[WHAT YOU ARE ASKED TO DO]
Return all lines from the listing below in which the string "this" occurs.

─── PROVIDED DATA ───

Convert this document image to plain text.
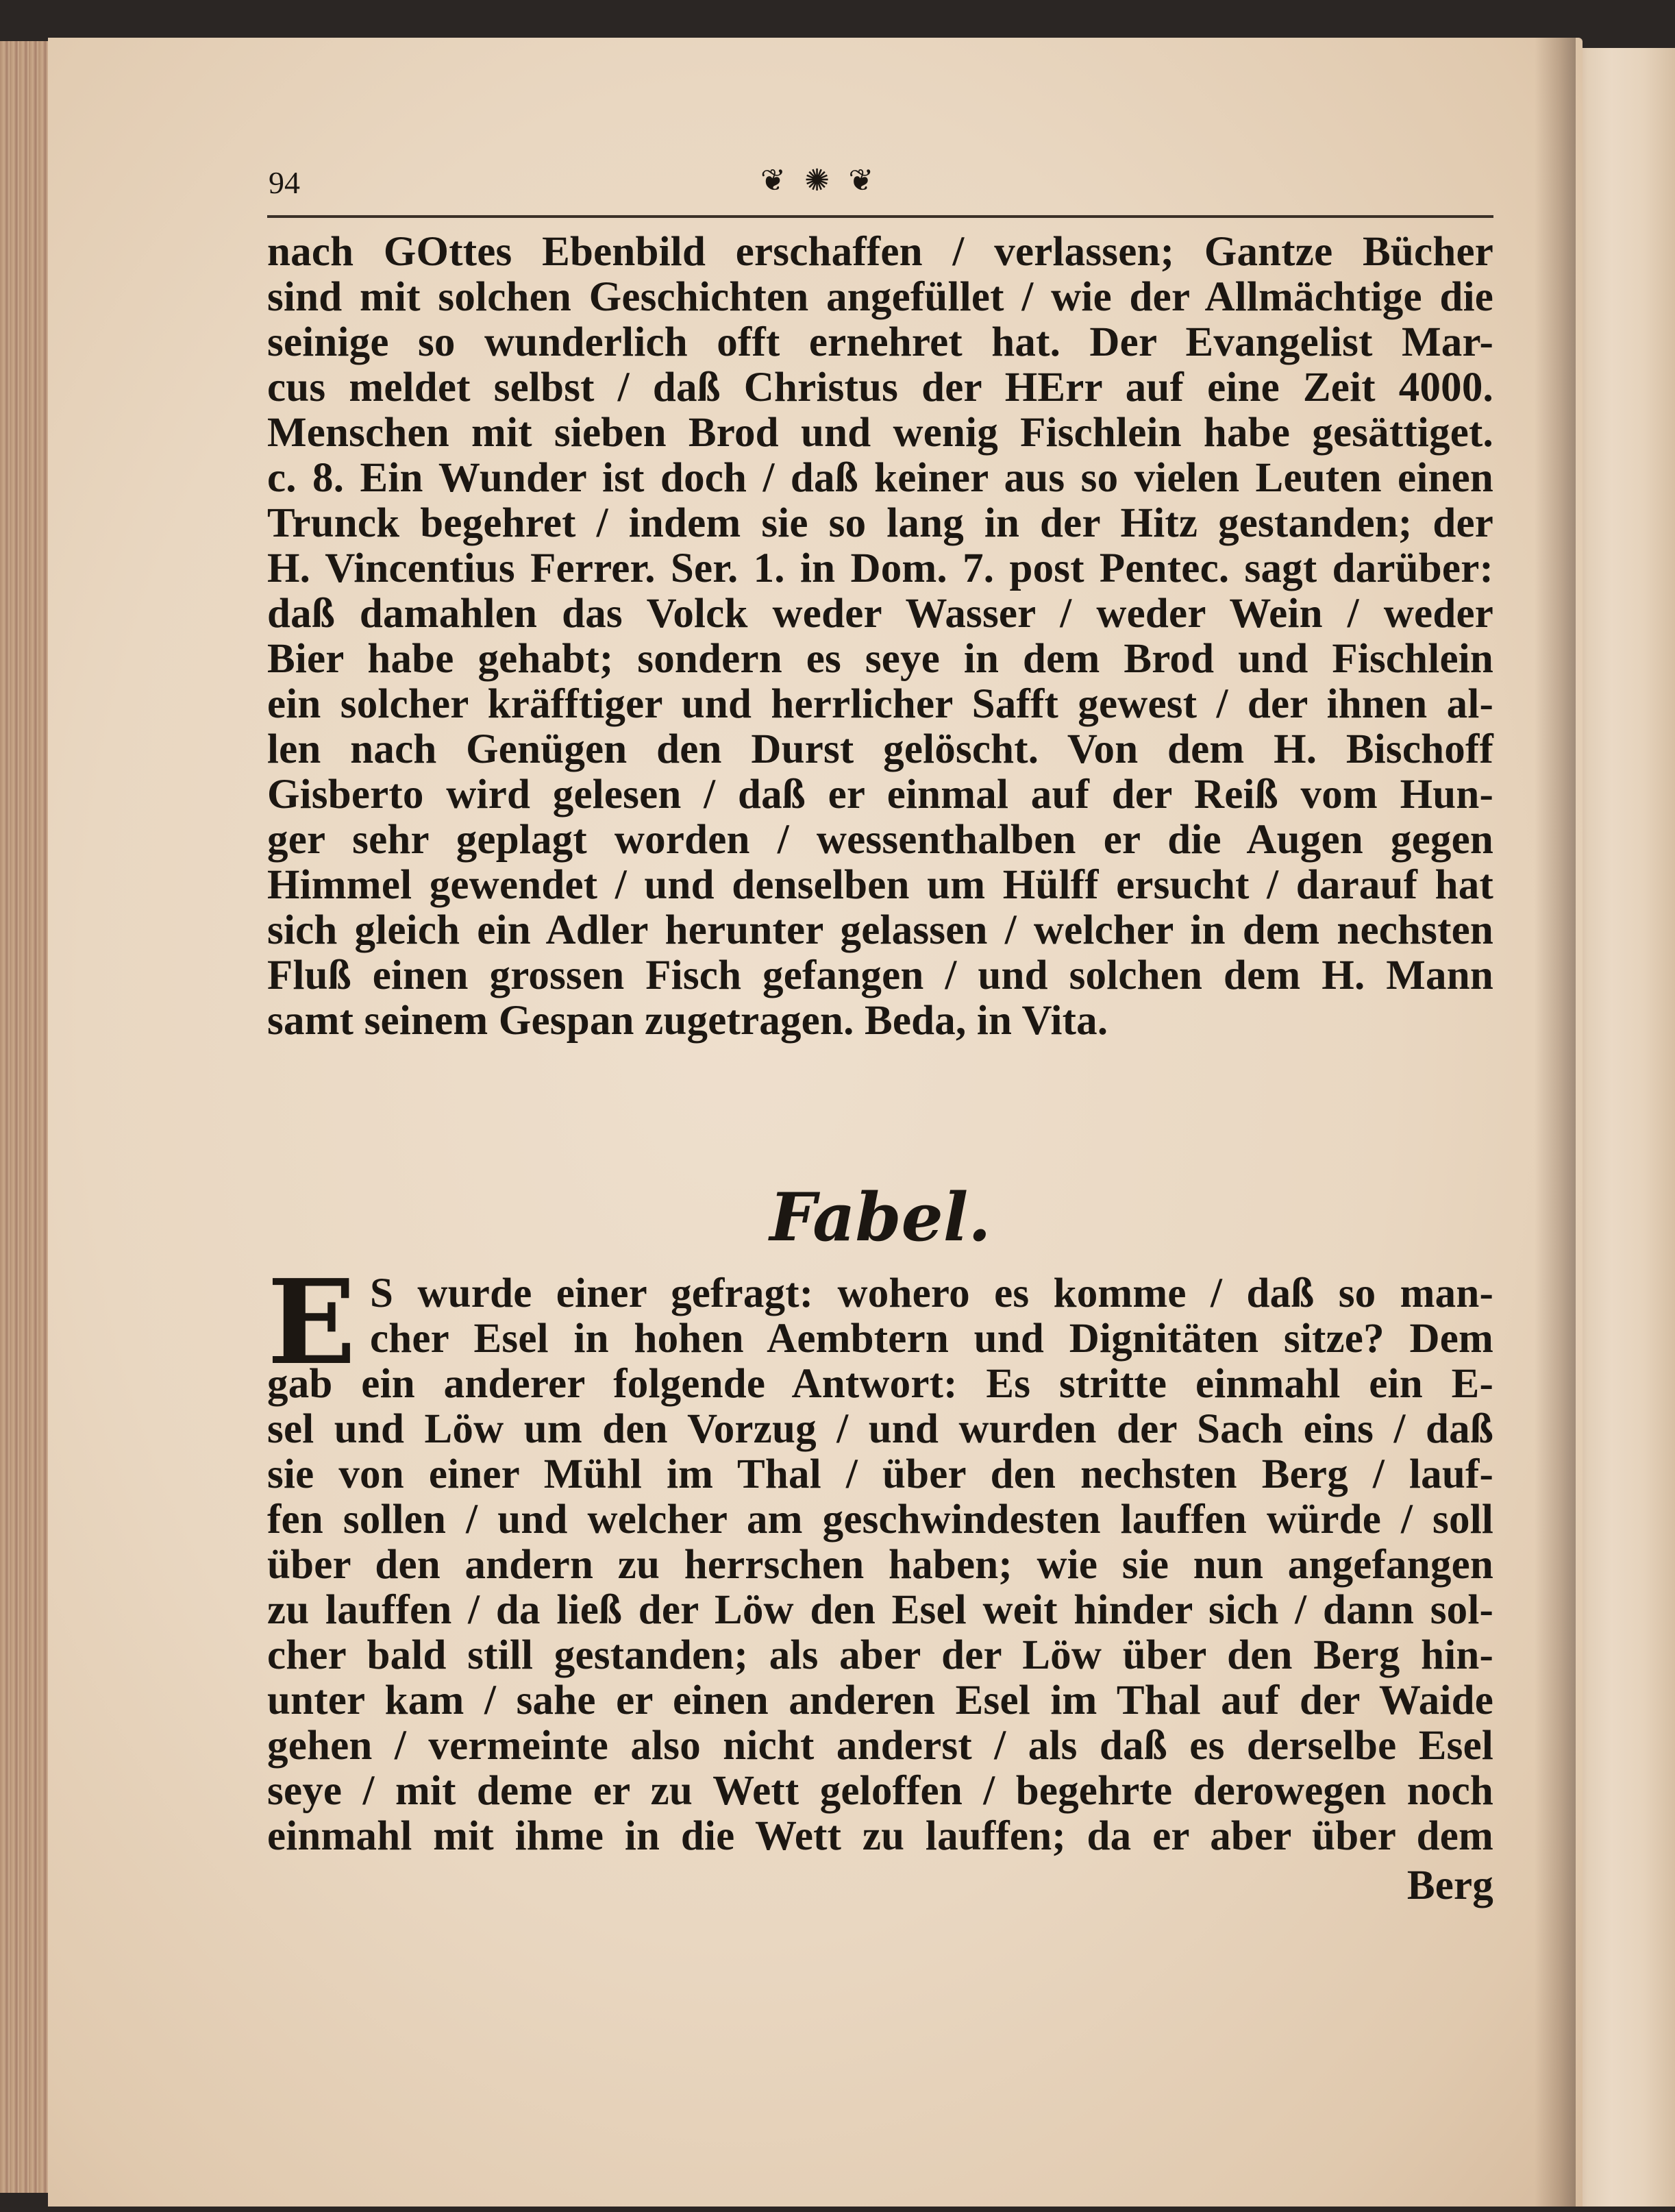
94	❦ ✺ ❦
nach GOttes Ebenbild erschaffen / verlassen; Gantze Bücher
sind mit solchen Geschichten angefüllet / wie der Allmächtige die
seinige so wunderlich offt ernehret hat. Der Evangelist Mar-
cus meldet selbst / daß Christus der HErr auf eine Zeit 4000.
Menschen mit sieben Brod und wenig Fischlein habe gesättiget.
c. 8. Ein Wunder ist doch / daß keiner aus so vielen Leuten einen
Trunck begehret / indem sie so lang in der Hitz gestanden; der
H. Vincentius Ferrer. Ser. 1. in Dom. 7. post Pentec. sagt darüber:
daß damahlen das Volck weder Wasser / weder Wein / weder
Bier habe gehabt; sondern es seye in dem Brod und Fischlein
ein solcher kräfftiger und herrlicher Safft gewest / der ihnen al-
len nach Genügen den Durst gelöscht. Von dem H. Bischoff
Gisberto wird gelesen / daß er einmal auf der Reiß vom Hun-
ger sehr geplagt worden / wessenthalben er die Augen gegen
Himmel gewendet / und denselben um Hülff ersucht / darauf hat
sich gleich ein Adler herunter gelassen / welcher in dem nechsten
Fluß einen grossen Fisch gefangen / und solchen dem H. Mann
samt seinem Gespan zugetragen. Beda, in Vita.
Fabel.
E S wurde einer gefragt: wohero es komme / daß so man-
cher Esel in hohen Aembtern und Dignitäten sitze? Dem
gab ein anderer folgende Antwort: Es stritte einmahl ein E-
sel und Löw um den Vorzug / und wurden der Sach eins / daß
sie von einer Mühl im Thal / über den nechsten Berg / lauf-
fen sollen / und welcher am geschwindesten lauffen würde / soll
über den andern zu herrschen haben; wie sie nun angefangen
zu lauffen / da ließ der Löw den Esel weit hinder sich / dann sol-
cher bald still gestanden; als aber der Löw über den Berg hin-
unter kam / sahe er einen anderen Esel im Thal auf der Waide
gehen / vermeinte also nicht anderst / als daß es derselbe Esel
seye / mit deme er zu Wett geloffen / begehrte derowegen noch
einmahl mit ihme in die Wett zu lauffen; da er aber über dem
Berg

───
─── PROVIDED DATA ───

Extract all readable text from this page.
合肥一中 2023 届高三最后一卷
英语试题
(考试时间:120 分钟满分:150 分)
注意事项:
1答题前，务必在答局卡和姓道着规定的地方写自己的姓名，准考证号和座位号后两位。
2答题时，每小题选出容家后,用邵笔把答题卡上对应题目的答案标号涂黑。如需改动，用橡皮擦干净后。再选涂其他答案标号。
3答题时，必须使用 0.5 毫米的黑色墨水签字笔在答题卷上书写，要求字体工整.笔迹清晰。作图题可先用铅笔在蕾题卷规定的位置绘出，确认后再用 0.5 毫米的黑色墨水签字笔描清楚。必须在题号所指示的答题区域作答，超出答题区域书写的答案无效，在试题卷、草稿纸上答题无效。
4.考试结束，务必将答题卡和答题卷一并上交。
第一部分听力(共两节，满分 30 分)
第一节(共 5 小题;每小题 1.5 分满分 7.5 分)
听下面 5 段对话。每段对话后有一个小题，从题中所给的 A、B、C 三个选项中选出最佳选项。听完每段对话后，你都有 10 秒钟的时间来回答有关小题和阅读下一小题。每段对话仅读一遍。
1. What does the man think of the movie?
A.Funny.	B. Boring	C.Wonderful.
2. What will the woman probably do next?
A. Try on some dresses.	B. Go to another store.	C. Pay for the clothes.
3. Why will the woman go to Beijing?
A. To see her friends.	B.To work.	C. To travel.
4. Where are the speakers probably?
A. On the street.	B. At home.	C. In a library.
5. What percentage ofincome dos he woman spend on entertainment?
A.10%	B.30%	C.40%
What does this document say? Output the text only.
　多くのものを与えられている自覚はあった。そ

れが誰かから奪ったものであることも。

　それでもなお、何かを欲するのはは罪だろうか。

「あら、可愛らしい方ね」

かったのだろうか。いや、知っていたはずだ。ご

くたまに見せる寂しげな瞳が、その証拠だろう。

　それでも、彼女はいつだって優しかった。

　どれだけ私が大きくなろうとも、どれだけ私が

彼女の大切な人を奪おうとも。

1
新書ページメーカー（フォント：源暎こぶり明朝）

───
─── PROVIDED DATA ───

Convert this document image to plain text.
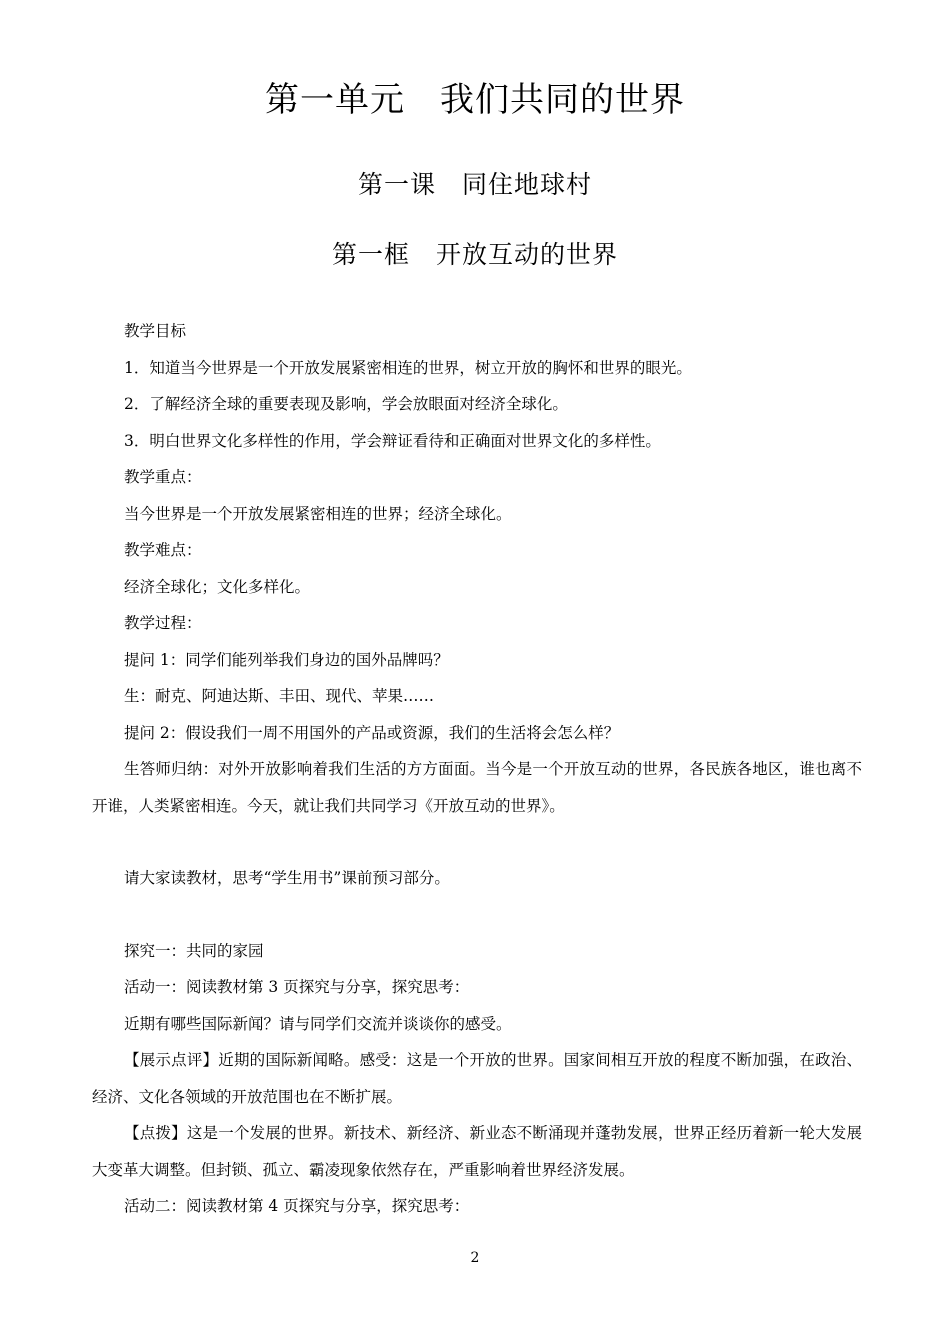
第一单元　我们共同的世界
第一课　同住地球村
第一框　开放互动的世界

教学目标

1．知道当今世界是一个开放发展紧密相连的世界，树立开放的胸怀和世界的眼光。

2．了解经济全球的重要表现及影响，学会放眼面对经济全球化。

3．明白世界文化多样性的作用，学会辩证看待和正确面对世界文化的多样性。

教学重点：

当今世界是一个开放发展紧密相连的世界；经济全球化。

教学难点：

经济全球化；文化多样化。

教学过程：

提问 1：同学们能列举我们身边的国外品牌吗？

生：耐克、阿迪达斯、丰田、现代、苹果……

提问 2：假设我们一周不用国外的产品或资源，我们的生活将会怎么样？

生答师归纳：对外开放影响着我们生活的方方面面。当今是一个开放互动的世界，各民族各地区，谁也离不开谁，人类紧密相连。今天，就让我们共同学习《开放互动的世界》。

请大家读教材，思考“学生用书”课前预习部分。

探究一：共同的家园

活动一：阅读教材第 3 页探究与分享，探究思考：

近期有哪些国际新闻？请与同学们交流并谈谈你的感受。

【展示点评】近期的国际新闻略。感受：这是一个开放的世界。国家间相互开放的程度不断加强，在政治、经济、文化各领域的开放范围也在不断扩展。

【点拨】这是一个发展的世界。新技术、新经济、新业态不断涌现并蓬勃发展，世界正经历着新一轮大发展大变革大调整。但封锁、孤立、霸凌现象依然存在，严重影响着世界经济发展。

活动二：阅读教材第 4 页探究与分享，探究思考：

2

───

[EXERCISE RESULT]
Convert this document image to plain text.
Extract all readable text from this page.
What does this document say? Output the text only.
Convert this document image to plain text.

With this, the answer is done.